# Supplied material start

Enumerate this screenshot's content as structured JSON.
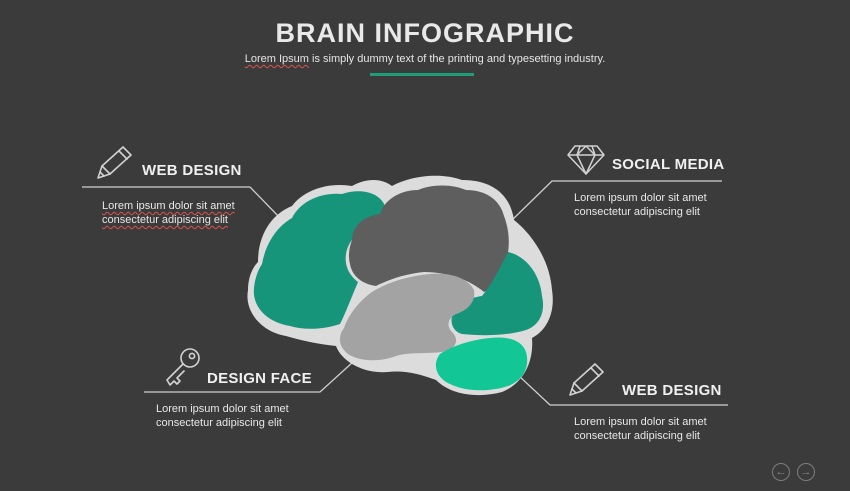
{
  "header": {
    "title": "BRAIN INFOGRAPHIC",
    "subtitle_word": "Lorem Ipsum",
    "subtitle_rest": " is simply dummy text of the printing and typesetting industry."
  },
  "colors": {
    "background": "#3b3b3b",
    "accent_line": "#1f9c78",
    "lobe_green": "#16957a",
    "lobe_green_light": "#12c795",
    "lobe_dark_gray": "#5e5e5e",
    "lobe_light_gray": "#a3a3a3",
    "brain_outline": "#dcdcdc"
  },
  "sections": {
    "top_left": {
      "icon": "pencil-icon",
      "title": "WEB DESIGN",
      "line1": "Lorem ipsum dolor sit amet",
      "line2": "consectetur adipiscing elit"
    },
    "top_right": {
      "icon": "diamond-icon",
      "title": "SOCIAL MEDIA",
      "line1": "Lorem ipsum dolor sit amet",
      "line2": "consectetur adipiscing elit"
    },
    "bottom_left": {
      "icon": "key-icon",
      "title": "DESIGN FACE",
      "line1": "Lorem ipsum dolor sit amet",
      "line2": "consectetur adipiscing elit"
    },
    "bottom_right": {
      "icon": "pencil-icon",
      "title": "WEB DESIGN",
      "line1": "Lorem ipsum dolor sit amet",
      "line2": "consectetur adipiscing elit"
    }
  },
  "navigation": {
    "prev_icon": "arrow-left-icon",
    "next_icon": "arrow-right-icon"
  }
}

# Supplied material end
# Supplied material start

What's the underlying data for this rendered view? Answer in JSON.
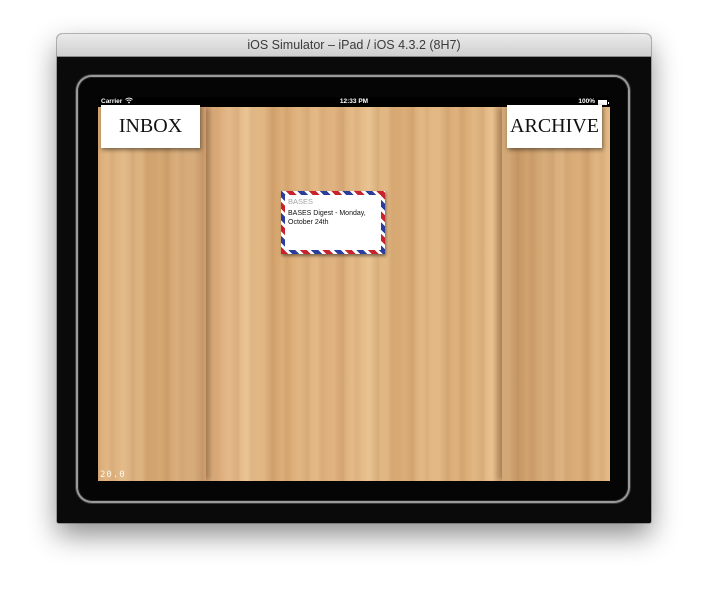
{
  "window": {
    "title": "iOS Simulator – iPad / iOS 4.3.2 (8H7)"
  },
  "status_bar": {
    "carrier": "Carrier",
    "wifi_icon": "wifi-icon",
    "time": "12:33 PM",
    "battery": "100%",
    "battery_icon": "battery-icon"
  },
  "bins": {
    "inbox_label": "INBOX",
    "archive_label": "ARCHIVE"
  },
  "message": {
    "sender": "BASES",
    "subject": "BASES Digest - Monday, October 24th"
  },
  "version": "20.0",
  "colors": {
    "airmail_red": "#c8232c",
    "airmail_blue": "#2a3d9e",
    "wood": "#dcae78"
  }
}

# Supplied material end

**What is needed:** Show every line above in which the word "battery" occurs.

**Output for this exercise:**
    "battery": "100%",
    "battery_icon": "battery-icon"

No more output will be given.